** start Data listing **

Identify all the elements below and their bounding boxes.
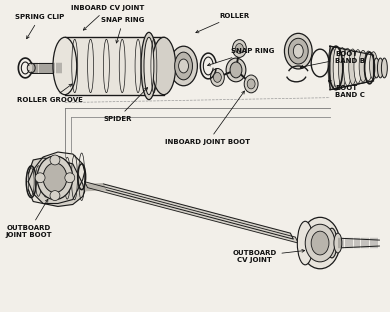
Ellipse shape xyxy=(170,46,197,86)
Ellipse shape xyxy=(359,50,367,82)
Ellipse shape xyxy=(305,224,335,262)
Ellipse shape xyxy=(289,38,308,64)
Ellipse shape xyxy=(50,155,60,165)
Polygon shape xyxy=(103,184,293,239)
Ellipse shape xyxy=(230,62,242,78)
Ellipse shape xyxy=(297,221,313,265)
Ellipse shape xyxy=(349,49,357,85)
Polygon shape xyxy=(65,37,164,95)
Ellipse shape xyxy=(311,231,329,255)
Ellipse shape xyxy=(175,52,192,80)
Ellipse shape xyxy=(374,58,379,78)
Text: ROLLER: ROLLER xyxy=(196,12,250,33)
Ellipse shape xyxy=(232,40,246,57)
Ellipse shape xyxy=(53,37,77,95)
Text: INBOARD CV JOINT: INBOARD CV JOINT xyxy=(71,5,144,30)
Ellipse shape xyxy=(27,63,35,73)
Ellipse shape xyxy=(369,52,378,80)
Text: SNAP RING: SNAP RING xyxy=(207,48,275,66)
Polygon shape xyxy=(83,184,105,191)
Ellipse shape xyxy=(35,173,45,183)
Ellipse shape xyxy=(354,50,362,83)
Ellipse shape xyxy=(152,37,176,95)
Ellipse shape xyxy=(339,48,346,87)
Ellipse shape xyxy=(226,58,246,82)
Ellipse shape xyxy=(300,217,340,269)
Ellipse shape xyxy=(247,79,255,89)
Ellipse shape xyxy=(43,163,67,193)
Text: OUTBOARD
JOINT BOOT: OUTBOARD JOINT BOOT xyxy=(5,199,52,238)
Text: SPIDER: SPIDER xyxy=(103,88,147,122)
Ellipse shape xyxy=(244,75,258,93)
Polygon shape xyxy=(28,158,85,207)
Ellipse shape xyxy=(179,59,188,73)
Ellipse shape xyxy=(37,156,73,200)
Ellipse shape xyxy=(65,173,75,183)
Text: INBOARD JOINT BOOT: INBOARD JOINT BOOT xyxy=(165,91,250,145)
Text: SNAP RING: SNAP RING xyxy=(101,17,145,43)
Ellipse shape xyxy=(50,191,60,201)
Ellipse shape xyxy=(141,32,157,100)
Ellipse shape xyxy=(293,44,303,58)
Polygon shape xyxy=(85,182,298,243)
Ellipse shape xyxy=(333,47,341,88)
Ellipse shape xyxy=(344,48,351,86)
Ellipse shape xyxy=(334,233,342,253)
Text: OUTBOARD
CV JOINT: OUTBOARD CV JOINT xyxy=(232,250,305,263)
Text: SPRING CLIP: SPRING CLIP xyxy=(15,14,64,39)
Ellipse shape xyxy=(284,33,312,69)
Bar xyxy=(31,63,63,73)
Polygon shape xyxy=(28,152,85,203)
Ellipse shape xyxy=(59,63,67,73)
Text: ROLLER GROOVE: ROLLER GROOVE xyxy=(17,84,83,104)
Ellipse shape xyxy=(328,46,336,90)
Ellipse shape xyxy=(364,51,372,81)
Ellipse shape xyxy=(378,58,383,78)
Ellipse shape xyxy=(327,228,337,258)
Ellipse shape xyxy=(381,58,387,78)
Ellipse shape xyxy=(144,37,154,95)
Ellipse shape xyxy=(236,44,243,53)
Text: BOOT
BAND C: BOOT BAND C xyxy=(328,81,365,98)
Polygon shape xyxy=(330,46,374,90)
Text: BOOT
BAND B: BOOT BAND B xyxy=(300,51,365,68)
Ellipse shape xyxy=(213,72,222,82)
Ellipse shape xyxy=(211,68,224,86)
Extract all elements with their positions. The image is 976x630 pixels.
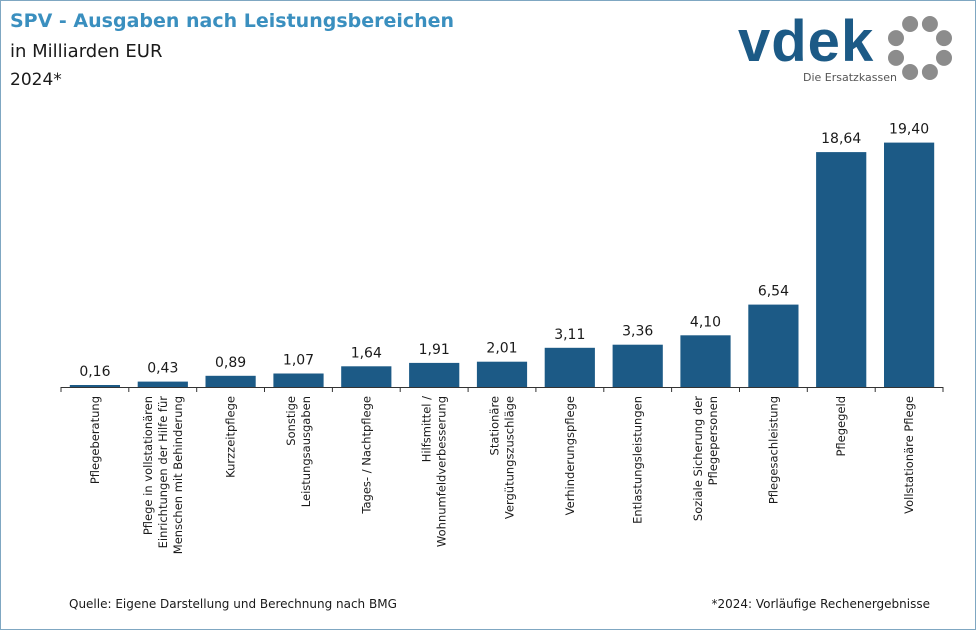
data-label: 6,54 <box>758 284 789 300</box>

** end Data listing **

● **Instruction**: Retype every one of the rows above without changing a character, and leave out the pictures.

● **Answer to this problem**:
Identify all the elements below and their bounding boxes.
Ellipse shape xyxy=(170,46,197,86)
Ellipse shape xyxy=(359,50,367,82)
Ellipse shape xyxy=(305,224,335,262)
Ellipse shape xyxy=(289,38,308,64)
Ellipse shape xyxy=(50,155,60,165)
Polygon shape xyxy=(103,184,293,239)
Ellipse shape xyxy=(230,62,242,78)
Ellipse shape xyxy=(297,221,313,265)
Ellipse shape xyxy=(349,49,357,85)
Polygon shape xyxy=(65,37,164,95)
Ellipse shape xyxy=(311,231,329,255)
Ellipse shape xyxy=(175,52,192,80)
Ellipse shape xyxy=(374,58,379,78)
Text: ROLLER: ROLLER xyxy=(196,12,250,33)
Ellipse shape xyxy=(232,40,246,57)
Ellipse shape xyxy=(53,37,77,95)
Text: INBOARD CV JOINT: INBOARD CV JOINT xyxy=(71,5,144,30)
Ellipse shape xyxy=(27,63,35,73)
Ellipse shape xyxy=(369,52,378,80)
Text: SNAP RING: SNAP RING xyxy=(207,48,275,66)
Polygon shape xyxy=(83,184,105,191)
Ellipse shape xyxy=(35,173,45,183)
Ellipse shape xyxy=(354,50,362,83)
Ellipse shape xyxy=(152,37,176,95)
Ellipse shape xyxy=(339,48,346,87)
Ellipse shape xyxy=(226,58,246,82)
Ellipse shape xyxy=(300,217,340,269)
Ellipse shape xyxy=(247,79,255,89)
Ellipse shape xyxy=(43,163,67,193)
Text: OUTBOARD
JOINT BOOT: OUTBOARD JOINT BOOT xyxy=(5,199,52,238)
Text: SPIDER: SPIDER xyxy=(103,88,147,122)
Ellipse shape xyxy=(244,75,258,93)
Polygon shape xyxy=(28,158,85,207)
Ellipse shape xyxy=(179,59,188,73)
Ellipse shape xyxy=(37,156,73,200)
Ellipse shape xyxy=(65,173,75,183)
Text: INBOARD JOINT BOOT: INBOARD JOINT BOOT xyxy=(165,91,250,145)
Text: SNAP RING: SNAP RING xyxy=(101,17,145,43)
Ellipse shape xyxy=(50,191,60,201)
Ellipse shape xyxy=(141,32,157,100)
Ellipse shape xyxy=(293,44,303,58)
Polygon shape xyxy=(85,182,298,243)
Ellipse shape xyxy=(333,47,341,88)
Ellipse shape xyxy=(344,48,351,86)
Ellipse shape xyxy=(334,233,342,253)
Text: OUTBOARD
CV JOINT: OUTBOARD CV JOINT xyxy=(232,250,305,263)
Text: SPRING CLIP: SPRING CLIP xyxy=(15,14,64,39)
Ellipse shape xyxy=(284,33,312,69)
Bar xyxy=(31,63,63,73)
Polygon shape xyxy=(28,152,85,203)
Ellipse shape xyxy=(59,63,67,73)
Text: ROLLER GROOVE: ROLLER GROOVE xyxy=(17,84,83,104)
Ellipse shape xyxy=(328,46,336,90)
Ellipse shape xyxy=(364,51,372,81)
Ellipse shape xyxy=(378,58,383,78)
Ellipse shape xyxy=(327,228,337,258)
Ellipse shape xyxy=(381,58,387,78)
Ellipse shape xyxy=(144,37,154,95)
Ellipse shape xyxy=(236,44,243,53)
Text: BOOT
BAND C: BOOT BAND C xyxy=(328,81,365,98)
Polygon shape xyxy=(330,46,374,90)
Text: BOOT
BAND B: BOOT BAND B xyxy=(300,51,365,68)
Ellipse shape xyxy=(213,72,222,82)
Ellipse shape xyxy=(211,68,224,86)
Extract all elements with their positions. The image is 976x630 pixels.
data-label: 6,54 <box>758 284 789 300</box>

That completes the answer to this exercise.